Saved entries:
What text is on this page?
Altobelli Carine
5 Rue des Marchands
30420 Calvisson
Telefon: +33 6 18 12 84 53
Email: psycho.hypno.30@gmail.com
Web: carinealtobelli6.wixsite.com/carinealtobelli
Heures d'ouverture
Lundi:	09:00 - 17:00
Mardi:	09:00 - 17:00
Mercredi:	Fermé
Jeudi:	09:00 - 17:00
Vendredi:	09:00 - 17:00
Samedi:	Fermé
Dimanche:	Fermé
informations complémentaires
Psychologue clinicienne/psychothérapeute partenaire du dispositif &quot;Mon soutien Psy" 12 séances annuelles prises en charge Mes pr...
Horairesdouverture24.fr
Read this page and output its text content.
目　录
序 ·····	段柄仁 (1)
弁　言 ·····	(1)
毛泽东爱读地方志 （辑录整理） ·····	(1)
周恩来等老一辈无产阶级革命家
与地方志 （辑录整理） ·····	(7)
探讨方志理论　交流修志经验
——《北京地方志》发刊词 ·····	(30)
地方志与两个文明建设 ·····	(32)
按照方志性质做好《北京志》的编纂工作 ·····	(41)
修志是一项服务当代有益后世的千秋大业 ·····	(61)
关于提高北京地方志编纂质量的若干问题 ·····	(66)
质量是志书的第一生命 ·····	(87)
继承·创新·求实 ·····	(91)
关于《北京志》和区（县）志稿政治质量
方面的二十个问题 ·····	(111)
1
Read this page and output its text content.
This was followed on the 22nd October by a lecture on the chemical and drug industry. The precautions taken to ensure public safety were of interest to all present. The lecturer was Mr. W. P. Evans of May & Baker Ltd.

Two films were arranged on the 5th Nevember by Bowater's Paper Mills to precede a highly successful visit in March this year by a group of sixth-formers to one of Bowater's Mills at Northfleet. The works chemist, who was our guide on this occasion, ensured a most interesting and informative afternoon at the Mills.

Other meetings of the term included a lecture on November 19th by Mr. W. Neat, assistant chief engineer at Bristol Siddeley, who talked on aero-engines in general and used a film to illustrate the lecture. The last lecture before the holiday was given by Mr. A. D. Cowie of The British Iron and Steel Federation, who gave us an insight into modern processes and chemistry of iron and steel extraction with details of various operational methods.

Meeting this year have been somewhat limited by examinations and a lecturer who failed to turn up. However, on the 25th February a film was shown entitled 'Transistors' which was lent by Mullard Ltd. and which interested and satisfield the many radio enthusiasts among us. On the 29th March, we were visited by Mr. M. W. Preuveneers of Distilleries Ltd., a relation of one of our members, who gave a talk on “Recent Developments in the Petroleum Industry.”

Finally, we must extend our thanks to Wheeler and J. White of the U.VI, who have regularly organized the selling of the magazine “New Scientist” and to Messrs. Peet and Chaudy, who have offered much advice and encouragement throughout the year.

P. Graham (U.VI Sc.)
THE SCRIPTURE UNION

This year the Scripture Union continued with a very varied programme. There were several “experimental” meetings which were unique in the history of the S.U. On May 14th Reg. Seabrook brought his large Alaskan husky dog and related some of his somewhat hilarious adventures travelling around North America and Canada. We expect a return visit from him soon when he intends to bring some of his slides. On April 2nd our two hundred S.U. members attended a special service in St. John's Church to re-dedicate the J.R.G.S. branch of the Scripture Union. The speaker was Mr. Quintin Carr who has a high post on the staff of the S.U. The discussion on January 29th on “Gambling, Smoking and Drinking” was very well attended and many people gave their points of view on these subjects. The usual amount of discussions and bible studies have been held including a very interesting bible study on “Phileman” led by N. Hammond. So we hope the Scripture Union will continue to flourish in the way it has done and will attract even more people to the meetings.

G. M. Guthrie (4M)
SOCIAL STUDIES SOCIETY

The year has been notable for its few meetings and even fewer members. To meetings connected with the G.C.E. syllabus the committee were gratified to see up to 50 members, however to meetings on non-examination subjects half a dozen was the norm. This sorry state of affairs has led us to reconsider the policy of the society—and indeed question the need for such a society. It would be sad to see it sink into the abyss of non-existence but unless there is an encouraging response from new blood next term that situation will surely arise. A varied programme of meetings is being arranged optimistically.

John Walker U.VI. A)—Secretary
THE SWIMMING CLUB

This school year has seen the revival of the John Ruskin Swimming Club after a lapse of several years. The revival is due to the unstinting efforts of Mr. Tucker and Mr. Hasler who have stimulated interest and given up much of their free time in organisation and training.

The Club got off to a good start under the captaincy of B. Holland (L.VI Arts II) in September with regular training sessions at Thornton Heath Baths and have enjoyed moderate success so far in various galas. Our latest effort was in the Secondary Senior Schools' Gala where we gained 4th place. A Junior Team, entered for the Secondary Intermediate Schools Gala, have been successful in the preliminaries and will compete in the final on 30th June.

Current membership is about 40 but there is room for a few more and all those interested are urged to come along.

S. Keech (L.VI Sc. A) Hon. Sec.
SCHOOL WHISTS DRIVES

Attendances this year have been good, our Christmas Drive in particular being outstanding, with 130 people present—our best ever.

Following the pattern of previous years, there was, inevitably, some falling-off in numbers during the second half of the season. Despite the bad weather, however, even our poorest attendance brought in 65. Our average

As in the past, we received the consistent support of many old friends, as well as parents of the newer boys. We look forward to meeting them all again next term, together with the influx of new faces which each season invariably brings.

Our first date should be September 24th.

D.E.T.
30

EXERCISE
Where a line of the records above holds the word "present", copy that line.

TASK RESPONSE
This was followed on the 22nd October by a lecture on the chemical and drug industry. The precautions taken to ensure public safety were of interest to all present. The lecturer was Mr. W. P. Evans of May & Baker Ltd.
Attendances this year have been good, our Christmas Drive in particular being outstanding, with 130 people present—our best ever.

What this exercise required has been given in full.